SHORT EXERCISE:
Leave out the pictures, then reproduce the rest of the material exactly.

RECORD EXCERPTS:
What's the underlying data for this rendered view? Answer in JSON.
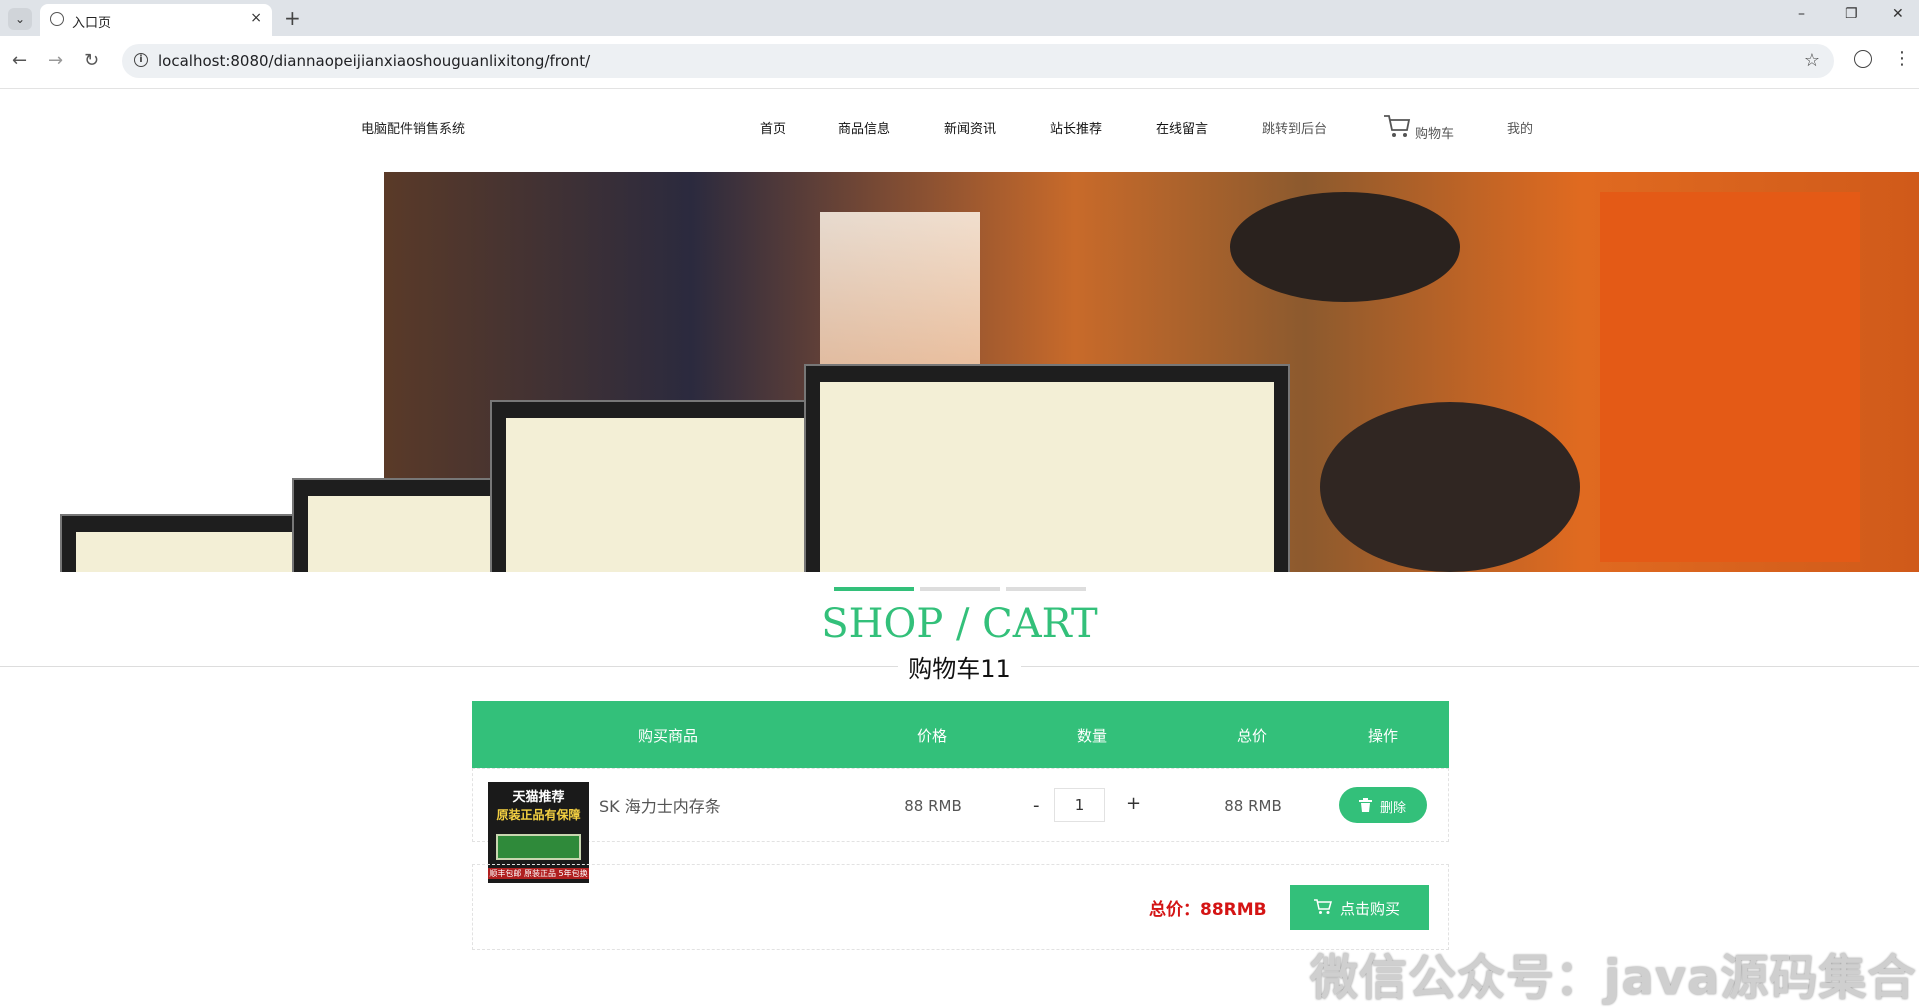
{
  "browser": {
    "tab_title": "入口页",
    "tab_close": "×",
    "new_tab": "+",
    "url": "localhost:8080/diannaopeijianxiaoshouguanlixitong/front/",
    "win_minimize": "–",
    "win_restore": "❐",
    "win_close": "✕",
    "back": "←",
    "forward": "→",
    "reload": "↻",
    "bookmark": "☆",
    "menu": "⋮",
    "tab_list": "⌄"
  },
  "header": {
    "site_name": "电脑配件销售系统",
    "nav": {
      "home": "首页",
      "products": "商品信息",
      "news": "新闻资讯",
      "recommend": "站长推荐",
      "message": "在线留言",
      "backend": "跳转到后台",
      "cart": "购物车",
      "mine": "我的"
    }
  },
  "banner": {
    "slide_count": 3,
    "active_slide": 1
  },
  "page": {
    "title": "SHOP / CART",
    "subtitle": "购物车11"
  },
  "cart": {
    "columns": [
      "购买商品",
      "价格",
      "数量",
      "总价",
      "操作"
    ],
    "items": [
      {
        "name": "SK 海力士内存条",
        "price": "88 RMB",
        "quantity": "1",
        "total": "88 RMB",
        "image_text_top": "天猫推荐",
        "image_text_mid": "原装正品有保障",
        "image_text_bottom": "顺丰包邮 原装正品 5年包换"
      }
    ],
    "minus": "-",
    "plus": "+",
    "delete_label": "删除",
    "grand_total": "总价：88RMB",
    "buy_label": "点击购买"
  },
  "watermark": "微信公众号：java源码集合",
  "colors": {
    "accent": "#33c07a",
    "total": "#d41414"
  }
}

RESULT OF THE TASK:
What's the underlying data for this rendered view? Answer in JSON.
{
  "browser": {
    "tab_title": "入口页",
    "tab_close": "×",
    "new_tab": "+",
    "url": "localhost:8080/diannaopeijianxiaoshouguanlixitong/front/",
    "win_minimize": "–",
    "win_restore": "❐",
    "win_close": "✕",
    "back": "←",
    "forward": "→",
    "reload": "↻",
    "bookmark": "☆",
    "menu": "⋮",
    "tab_list": "⌄"
  },
  "header": {
    "site_name": "电脑配件销售系统",
    "nav": {
      "home": "首页",
      "products": "商品信息",
      "news": "新闻资讯",
      "recommend": "站长推荐",
      "message": "在线留言",
      "backend": "跳转到后台",
      "cart": "购物车",
      "mine": "我的"
    }
  },
  "banner": {
    "slide_count": 3,
    "active_slide": 1
  },
  "page": {
    "title": "SHOP / CART",
    "subtitle": "购物车11"
  },
  "cart": {
    "columns": [
      "购买商品",
      "价格",
      "数量",
      "总价",
      "操作"
    ],
    "items": [
      {
        "name": "SK 海力士内存条",
        "price": "88 RMB",
        "quantity": "1",
        "total": "88 RMB",
        "image_text_top": "天猫推荐",
        "image_text_mid": "原装正品有保障",
        "image_text_bottom": "顺丰包邮 原装正品 5年包换"
      }
    ],
    "minus": "-",
    "plus": "+",
    "delete_label": "删除",
    "grand_total": "总价：88RMB",
    "buy_label": "点击购买"
  },
  "watermark": "微信公众号：java源码集合",
  "colors": {
    "accent": "#33c07a",
    "total": "#d41414"
  }
}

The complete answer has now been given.